:: Trecho da fonte ::
---
IHU On-Line - A relação do Estado com os movimentos sociais tem revelado uma marginalização na política brasileira?

Lúcio Flávio Rodrigues de Almeida - Se depender da classe dominante brasileira, os pobres só fazem política na hora de votar e se votarem do que jeito que ela quer. E os eleitos fazem o que querem, ou seja, na maioria aprovam políticas que beneficiam os dominantes e são muito bem remunerados para isso. Alguém já viu pobre com dinheiro para corromper político? Mas quando os pobres procuram fazer política de outro modo, intervindo diretamente no processo de decisões acerca de suas próprias vidas, buscando se informar, trocar idéias e agir coletivamente, como é o caso dos movimentos que lutam pela reforma agrária, são tratados como criminosos. É claro que isto afeta a política brasileira, pois ela se transforma em uma atividade para um grupo muito restrito da população: aqueles que detêm o poder político e econômico.
---
:: Tarefa 1 ::
Na entrevista sobre o Estado e os movimentos sociais, como são tratados os pobres quando tentam intervir diretamente nas decisões sobre a própria vida?
:: Tarefa 2 ::
Dê continuidade à entrevista sobre o Estado e os movimentos sociais a partir da última frase apresentada.

:: Dados registrados ::
---
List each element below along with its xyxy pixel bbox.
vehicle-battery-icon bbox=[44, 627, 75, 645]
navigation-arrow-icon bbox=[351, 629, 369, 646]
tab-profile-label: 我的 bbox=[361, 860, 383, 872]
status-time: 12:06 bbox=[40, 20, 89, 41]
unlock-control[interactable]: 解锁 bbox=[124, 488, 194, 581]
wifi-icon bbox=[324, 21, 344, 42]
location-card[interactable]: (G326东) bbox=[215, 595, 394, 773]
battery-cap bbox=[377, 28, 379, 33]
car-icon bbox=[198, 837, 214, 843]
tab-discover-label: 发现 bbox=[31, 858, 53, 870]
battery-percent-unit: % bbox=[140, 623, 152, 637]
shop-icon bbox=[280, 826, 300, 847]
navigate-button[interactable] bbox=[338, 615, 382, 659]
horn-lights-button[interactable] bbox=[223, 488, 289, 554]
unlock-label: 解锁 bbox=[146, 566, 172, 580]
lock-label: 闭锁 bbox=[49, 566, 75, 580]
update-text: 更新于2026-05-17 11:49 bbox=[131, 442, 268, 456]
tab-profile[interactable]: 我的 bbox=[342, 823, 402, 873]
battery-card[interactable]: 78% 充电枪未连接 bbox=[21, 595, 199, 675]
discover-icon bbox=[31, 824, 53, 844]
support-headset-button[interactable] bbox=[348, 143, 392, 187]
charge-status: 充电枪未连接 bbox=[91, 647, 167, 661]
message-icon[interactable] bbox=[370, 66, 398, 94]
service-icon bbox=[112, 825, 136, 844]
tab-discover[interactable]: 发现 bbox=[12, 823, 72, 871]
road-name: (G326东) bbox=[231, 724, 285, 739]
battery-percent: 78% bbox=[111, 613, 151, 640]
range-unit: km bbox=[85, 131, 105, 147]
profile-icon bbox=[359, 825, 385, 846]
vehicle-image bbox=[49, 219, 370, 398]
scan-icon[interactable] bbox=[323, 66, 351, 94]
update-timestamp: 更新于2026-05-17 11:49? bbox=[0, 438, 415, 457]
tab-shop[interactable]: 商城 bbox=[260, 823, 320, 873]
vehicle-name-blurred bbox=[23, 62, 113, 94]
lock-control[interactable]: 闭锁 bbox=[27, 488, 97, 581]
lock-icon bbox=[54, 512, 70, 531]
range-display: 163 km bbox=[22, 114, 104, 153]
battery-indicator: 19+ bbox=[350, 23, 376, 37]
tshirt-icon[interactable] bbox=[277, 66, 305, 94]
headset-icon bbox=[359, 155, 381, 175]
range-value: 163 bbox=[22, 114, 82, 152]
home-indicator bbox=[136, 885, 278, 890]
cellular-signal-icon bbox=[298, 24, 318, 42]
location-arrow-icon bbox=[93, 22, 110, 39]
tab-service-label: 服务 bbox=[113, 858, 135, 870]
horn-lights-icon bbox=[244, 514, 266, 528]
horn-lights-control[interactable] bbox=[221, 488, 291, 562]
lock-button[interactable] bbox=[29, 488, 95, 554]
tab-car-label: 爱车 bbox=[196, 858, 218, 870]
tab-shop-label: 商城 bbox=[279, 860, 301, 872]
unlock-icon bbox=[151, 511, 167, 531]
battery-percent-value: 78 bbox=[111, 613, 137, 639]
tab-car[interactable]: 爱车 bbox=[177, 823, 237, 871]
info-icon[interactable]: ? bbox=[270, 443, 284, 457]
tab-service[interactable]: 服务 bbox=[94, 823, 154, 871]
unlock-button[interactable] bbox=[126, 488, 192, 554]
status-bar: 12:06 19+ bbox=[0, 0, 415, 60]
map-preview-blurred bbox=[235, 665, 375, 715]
---
:: Resposta do exercício 1 ::
São tratados como criminosos.

:: Resposta do exercício 2 ::
IHU On-Line - Duas bandeiras unificaram o movimento social na década de 1990, a luta contra o neoliberalismo e a eleição de um presidente operário. Agora o movimento social se encontra fragmentado. O senhor atribui essa divisão ao governo Lula?

Lúcio Flávio Rodrigues de Almeida – Até agora, o governo Lula tem demonstrado muita competência para reciclar o neoliberalismo no Brasil. Seu prestígio popular é imenso, o que assegura grande legitimidade para a política de seu governo que beneficia fundamentalmente o grande capital nativo e estrangeiro. Os lucros das grandes empresas dispararam. Os empregos também aumentaram, mas, no geral com salários muito baixos. E, se, no ano passado, foram gastos cerca de 9 bilhões de reais com o Bolsa Família, isto é insignificante perto dos mais de 237 bilhões destinados ao pagamento de juros da dívida pública. Mas Lula não é de extrema-direita. Esta diferença é importante e, infelizmente, passa desapercebida para grande parte das esquerdas brasileiras. Isto as impede de fazer uma crítica consistente ao governo, sem se confundirem com o golpismo da direita.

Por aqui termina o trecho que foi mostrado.